Task description:
Where a line in the listing contains the string "structure", copy that line out.

↓

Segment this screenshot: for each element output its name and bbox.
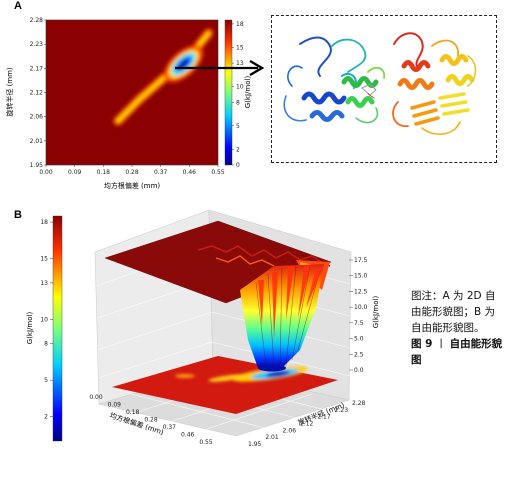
heatmap-background xyxy=(46,20,218,165)
heatmap-colorbar-tick: 5 xyxy=(236,123,240,130)
heatmap-colorbar-tick: 8 xyxy=(236,99,240,106)
heatmap-xlabel: 均方根偏差 (mm) xyxy=(104,181,161,190)
heatmap-x-tick: 0.55 xyxy=(211,169,225,176)
heatmap-x-tick: 0.09 xyxy=(68,169,82,176)
protein-structure-box xyxy=(271,15,497,163)
heatmap-x-tick: 0.28 xyxy=(125,169,139,176)
surface-x-tick: 0.09 xyxy=(108,402,122,409)
surface-x-tick: 0.55 xyxy=(199,439,213,446)
surface-z-tick: 7.5 xyxy=(354,320,364,327)
surface-y-tick: 2.01 xyxy=(265,434,279,441)
surface-colorbar-tick: 18 xyxy=(40,219,48,226)
surface-z-tick: 17.5 xyxy=(354,257,368,264)
surface-colorbar-label: G(kJ/mol) xyxy=(26,312,34,345)
surface-colorbar-tick: 8 xyxy=(44,341,48,348)
heatmap-colorbar-tick: 15 xyxy=(236,44,244,51)
surface-zlabel: G(kJ/mol) xyxy=(372,296,380,329)
surface-z-tick: 10.0 xyxy=(354,304,368,311)
heatmap-y-tick: 1.95 xyxy=(30,162,44,169)
surface-colorbar xyxy=(52,215,63,442)
protein-structure-illustration xyxy=(283,32,477,135)
heatmap-y-tick: 2.28 xyxy=(30,17,44,24)
heatmap-x-tick: 0.37 xyxy=(154,169,168,176)
heatmap-colorbar-tick: 0 xyxy=(236,162,240,169)
heatmap-y-tick: 2.23 xyxy=(30,41,44,48)
heatmap-y-tick: 2.01 xyxy=(30,138,44,145)
surface-x-tick: 0.37 xyxy=(163,424,177,431)
heatmap-chart: 0.00 0.09 0.18 0.28 0.37 0.46 0.55 1.95 2.01 2.0… xyxy=(5,17,265,190)
surface-colorbar-tick: 2 xyxy=(44,414,48,421)
surface-z-tick: 12.5 xyxy=(354,288,368,295)
heatmap-x-tick: 0.46 xyxy=(183,169,197,176)
caption-note: 图注：A 为 2D 自由能形貌图；B 为自由能形貌图。 xyxy=(411,290,496,334)
surface-z-tick: 0.0 xyxy=(354,367,364,374)
arrow-to-structure xyxy=(175,59,265,77)
caption-figure-label: 图 9 xyxy=(411,338,433,350)
panel-a-label: A xyxy=(14,0,22,12)
heatmap-x-tick: 0.18 xyxy=(97,169,111,176)
surface-y-tick: 1.95 xyxy=(248,441,262,448)
panel-b-label: B xyxy=(14,209,22,221)
heatmap-ylabel: 旋转半径 (mm) xyxy=(5,67,14,117)
heatmap-y-tick: 2.17 xyxy=(30,65,44,72)
surface-y-tick: 2.28 xyxy=(352,400,366,407)
figure-caption: 图注：A 为 2D 自由能形貌图；B 为自由能形貌图。 图 9 丨 自由能形貌图 xyxy=(411,288,503,368)
surface-y-tick: 2.17 xyxy=(317,414,331,421)
surface-x-tick: 0.28 xyxy=(144,417,158,424)
heatmap-colorbar-label: G(kJ/mol) xyxy=(244,76,252,109)
surface-colorbar-tick: 10 xyxy=(40,316,48,323)
surface3d-chart: 2 5 8 10 13 15 18 G(kJ/mol) xyxy=(26,209,380,448)
surface-x-tick: 0.00 xyxy=(89,394,103,401)
surface-colorbar-tick: 15 xyxy=(40,256,48,263)
heatmap-x-tick: 0.00 xyxy=(39,169,53,176)
heatmap-y-tick: 2.06 xyxy=(30,114,44,121)
surface-x-tick: 0.18 xyxy=(126,409,140,416)
caption-figure-line: 图 9 丨 自由能形貌图 xyxy=(411,336,503,368)
surface-y-tick: 2.23 xyxy=(335,407,349,414)
surface-y-tick: 2.12 xyxy=(300,421,314,428)
surface-y-tick: 2.06 xyxy=(283,427,297,434)
surface-plot xyxy=(104,220,332,372)
heatmap-colorbar-tick: 18 xyxy=(236,21,244,28)
surface-z-tick: 2.5 xyxy=(354,351,364,358)
heatmap-colorbar xyxy=(224,19,233,166)
surface-z-tick: 5.0 xyxy=(354,336,364,343)
surface-x-tick: 0.46 xyxy=(181,432,195,439)
heatmap-colorbar-tick: 13 xyxy=(236,60,244,67)
caption-separator: 丨 xyxy=(435,338,447,350)
heatmap-y-tick: 2.12 xyxy=(30,90,44,97)
heatmap-colorbar-tick: 2 xyxy=(236,146,240,153)
basin-minimum xyxy=(179,60,188,68)
surface-z-tick: 15.0 xyxy=(354,273,368,280)
surface-colorbar-tick: 13 xyxy=(40,280,48,287)
surface-colorbar-tick: 5 xyxy=(44,377,48,384)
caption-figure-title: 自由能形貌图 xyxy=(411,338,503,366)
heatmap-colorbar-tick: 10 xyxy=(236,84,244,91)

↑

Task answer:
protein-structure-box xyxy=(271,15,497,163)
protein-structure-illustration xyxy=(283,32,477,135)
arrow-to-structure xyxy=(175,59,265,77)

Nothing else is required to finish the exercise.